— GOAL —
Filter the data below for the string "decisões" and copy each matching line.
——————
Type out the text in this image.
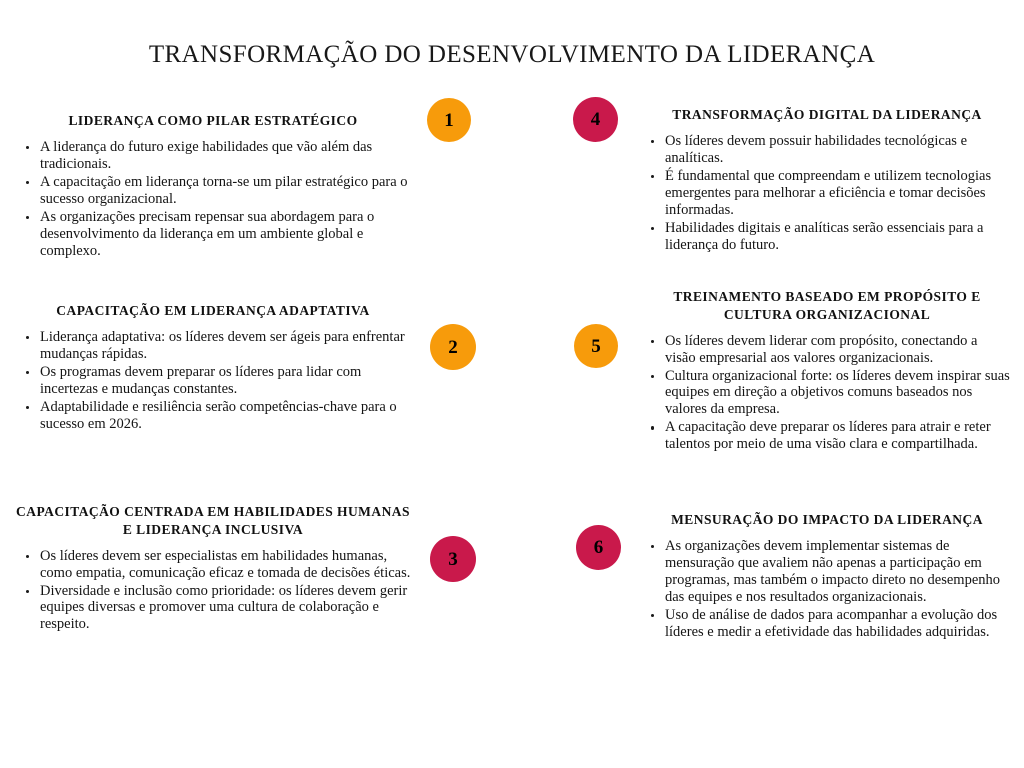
TRANSFORMAÇÃO DO DESENVOLVIMENTO DA LIDERANÇA
LIDERANÇA COMO PILAR ESTRATÉGICO
A liderança do futuro exige habilidades que vão além das tradicionais.
A capacitação em liderança torna-se um pilar estratégico para o sucesso organizacional.
As organizações precisam repensar sua abordagem para o desenvolvimento da liderança em um ambiente global e complexo.
1
CAPACITAÇÃO EM LIDERANÇA ADAPTATIVA
Liderança adaptativa: os líderes devem ser ágeis para enfrentar mudanças rápidas.
Os programas devem preparar os líderes para lidar com incertezas e mudanças constantes.
Adaptabilidade e resiliência serão competências-chave para o sucesso em 2026.
2
CAPACITAÇÃO CENTRADA EM HABILIDADES HUMANAS E LIDERANÇA INCLUSIVA
Os líderes devem ser especialistas em habilidades humanas, como empatia, comunicação eficaz e tomada de decisões éticas.
Diversidade e inclusão como prioridade: os líderes devem gerir equipes diversas e promover uma cultura de colaboração e respeito.
3
TRANSFORMAÇÃO DIGITAL DA LIDERANÇA
Os líderes devem possuir habilidades tecnológicas e analíticas.
É fundamental que compreendam e utilizem tecnologias emergentes para melhorar a eficiência e tomar decisões informadas.
Habilidades digitais e analíticas serão essenciais para a liderança do futuro.
4
TREINAMENTO BASEADO EM PROPÓSITO E CULTURA ORGANIZACIONAL
Os líderes devem liderar com propósito, conectando a visão empresarial aos valores organizacionais.
Cultura organizacional forte: os líderes devem inspirar suas equipes em direção a objetivos comuns baseados nos valores da empresa.
A capacitação deve preparar os líderes para atrair e reter talentos por meio de uma visão clara e compartilhada.
5
MENSURAÇÃO DO IMPACTO DA LIDERANÇA
As organizações devem implementar sistemas de mensuração que avaliem não apenas a participação em programas, mas também o impacto direto no desempenho das equipes e nos resultados organizacionais.
Uso de análise de dados para acompanhar a evolução dos líderes e medir a efetividade das habilidades adquiridas.
6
——————
— SOLVED PROBLEM —
Os líderes devem ser especialistas em habilidades humanas, como empatia, comunicação eficaz e tomada de decisões éticas.
É fundamental que compreendam e utilizem tecnologias emergentes para melhorar a eficiência e tomar decisões informadas.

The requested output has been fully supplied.